__DIRECTIONS__
Below are the records; locate each line with the word "kunnen" and copy it.

__INPUT DATA__
··········

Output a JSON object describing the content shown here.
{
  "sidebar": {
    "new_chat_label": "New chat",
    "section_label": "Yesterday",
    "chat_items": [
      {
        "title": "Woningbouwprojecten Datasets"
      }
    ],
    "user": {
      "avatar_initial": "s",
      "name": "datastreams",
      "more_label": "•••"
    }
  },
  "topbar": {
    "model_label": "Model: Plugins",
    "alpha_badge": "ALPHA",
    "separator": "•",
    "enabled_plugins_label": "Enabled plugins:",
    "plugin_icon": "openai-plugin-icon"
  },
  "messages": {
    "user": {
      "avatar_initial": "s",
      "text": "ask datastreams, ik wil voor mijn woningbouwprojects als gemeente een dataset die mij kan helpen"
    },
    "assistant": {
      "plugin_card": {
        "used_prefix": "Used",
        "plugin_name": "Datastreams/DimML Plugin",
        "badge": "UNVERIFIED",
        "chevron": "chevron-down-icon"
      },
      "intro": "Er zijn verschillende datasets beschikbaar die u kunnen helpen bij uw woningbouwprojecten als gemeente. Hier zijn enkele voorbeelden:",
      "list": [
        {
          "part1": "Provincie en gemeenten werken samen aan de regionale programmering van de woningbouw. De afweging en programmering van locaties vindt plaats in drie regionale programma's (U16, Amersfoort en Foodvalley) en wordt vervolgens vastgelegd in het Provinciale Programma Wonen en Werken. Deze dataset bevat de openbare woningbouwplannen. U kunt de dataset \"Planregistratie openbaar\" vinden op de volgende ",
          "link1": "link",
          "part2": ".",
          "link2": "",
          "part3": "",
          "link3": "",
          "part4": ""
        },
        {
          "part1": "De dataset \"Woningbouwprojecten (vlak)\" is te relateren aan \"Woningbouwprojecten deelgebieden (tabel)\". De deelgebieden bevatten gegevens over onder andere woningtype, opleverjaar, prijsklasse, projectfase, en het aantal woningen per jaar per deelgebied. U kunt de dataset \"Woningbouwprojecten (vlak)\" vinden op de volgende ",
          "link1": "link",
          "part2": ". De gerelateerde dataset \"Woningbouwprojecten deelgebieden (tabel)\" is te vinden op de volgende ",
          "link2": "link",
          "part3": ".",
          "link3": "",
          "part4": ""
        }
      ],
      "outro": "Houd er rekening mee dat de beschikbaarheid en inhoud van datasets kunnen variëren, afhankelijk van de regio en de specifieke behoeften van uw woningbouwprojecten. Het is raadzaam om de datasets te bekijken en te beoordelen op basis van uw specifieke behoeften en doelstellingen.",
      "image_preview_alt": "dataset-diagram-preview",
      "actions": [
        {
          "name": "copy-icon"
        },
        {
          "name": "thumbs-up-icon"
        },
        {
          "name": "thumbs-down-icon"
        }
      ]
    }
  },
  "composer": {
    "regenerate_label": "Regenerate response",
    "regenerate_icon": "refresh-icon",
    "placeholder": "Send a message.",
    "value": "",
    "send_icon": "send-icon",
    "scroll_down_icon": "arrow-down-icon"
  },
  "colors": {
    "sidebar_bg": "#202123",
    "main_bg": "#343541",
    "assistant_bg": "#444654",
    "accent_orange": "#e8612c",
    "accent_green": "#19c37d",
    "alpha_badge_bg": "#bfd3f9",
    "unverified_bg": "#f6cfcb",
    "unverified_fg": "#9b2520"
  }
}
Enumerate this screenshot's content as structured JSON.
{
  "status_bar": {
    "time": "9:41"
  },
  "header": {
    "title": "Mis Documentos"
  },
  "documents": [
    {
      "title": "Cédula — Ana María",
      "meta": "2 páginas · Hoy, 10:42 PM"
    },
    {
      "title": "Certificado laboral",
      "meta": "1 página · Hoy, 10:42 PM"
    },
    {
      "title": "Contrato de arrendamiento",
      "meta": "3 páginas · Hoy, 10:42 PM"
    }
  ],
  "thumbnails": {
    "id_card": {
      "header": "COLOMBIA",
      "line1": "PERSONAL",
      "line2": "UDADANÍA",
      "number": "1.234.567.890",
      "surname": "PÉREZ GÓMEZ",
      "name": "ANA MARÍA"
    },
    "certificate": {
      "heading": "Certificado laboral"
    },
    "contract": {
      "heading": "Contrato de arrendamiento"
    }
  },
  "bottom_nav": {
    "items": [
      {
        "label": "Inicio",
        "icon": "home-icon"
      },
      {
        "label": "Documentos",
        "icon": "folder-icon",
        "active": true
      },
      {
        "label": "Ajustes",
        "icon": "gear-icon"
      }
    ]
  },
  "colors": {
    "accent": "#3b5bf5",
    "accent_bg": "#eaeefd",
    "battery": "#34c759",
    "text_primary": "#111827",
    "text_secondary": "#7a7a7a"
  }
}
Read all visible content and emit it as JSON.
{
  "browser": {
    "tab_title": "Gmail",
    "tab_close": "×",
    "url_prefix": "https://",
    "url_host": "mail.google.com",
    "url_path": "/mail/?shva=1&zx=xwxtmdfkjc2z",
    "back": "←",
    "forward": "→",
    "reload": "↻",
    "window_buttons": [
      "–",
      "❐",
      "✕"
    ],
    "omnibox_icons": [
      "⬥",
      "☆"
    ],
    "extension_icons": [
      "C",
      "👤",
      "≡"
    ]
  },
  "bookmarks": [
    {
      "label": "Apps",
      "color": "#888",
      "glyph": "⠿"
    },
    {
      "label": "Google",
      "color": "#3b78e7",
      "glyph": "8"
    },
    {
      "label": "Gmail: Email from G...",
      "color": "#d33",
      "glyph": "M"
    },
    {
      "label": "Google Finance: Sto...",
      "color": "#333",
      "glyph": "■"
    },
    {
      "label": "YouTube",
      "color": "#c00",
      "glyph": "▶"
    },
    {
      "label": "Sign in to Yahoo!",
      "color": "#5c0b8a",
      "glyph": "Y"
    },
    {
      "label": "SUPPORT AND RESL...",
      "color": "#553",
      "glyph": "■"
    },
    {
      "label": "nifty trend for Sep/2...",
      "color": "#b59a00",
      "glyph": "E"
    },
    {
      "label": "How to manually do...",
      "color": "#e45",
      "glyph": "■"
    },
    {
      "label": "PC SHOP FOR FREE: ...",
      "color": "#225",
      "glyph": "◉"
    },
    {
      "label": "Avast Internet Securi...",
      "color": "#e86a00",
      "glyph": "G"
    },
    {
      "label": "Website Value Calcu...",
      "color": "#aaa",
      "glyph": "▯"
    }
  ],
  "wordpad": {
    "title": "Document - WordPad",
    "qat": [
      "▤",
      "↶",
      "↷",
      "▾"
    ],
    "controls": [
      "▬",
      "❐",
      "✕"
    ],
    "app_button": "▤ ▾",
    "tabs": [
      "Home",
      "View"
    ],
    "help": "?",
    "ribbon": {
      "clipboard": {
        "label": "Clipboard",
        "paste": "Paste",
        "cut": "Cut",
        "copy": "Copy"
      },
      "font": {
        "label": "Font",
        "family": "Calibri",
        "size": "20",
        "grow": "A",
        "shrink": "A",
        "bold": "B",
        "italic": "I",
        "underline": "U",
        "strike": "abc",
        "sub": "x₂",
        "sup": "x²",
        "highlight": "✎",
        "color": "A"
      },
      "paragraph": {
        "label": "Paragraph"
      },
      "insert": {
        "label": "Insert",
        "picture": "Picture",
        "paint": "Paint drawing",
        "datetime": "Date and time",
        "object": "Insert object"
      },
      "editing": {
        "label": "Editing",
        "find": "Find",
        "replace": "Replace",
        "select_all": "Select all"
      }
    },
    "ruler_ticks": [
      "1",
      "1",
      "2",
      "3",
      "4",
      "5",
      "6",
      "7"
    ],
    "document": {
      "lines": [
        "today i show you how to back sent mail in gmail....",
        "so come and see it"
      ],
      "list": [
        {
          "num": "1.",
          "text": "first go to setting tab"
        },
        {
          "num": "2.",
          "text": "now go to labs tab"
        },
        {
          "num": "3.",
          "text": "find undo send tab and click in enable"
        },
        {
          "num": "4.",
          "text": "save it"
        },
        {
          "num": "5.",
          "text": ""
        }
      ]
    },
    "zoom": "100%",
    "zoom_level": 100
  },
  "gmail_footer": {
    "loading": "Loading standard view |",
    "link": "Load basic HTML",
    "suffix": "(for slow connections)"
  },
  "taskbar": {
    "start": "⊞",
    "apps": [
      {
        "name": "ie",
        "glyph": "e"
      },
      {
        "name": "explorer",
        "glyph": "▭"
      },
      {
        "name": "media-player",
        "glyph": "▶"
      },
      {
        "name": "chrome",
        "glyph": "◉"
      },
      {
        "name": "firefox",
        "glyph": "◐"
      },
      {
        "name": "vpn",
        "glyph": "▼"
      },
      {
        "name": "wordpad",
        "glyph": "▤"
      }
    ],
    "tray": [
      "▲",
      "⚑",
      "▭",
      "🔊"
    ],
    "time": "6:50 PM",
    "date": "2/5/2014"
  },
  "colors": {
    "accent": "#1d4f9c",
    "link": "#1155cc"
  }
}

··········

__WORKED SOLUTION__
      "intro": "Er zijn verschillende datasets beschikbaar die u kunnen helpen bij uw woningbouwprojecten als gemeente. Hier zijn enkele voorbeelden:",
      "outro": "Houd er rekening mee dat de beschikbaarheid en inhoud van datasets kunnen variëren, afhankelijk van de regio en de specifieke behoeften van uw woningbouwprojecten. Het is raadzaam om de datasets te bekijken en te beoordelen op basis van uw specifieke behoeften en doelstellingen.",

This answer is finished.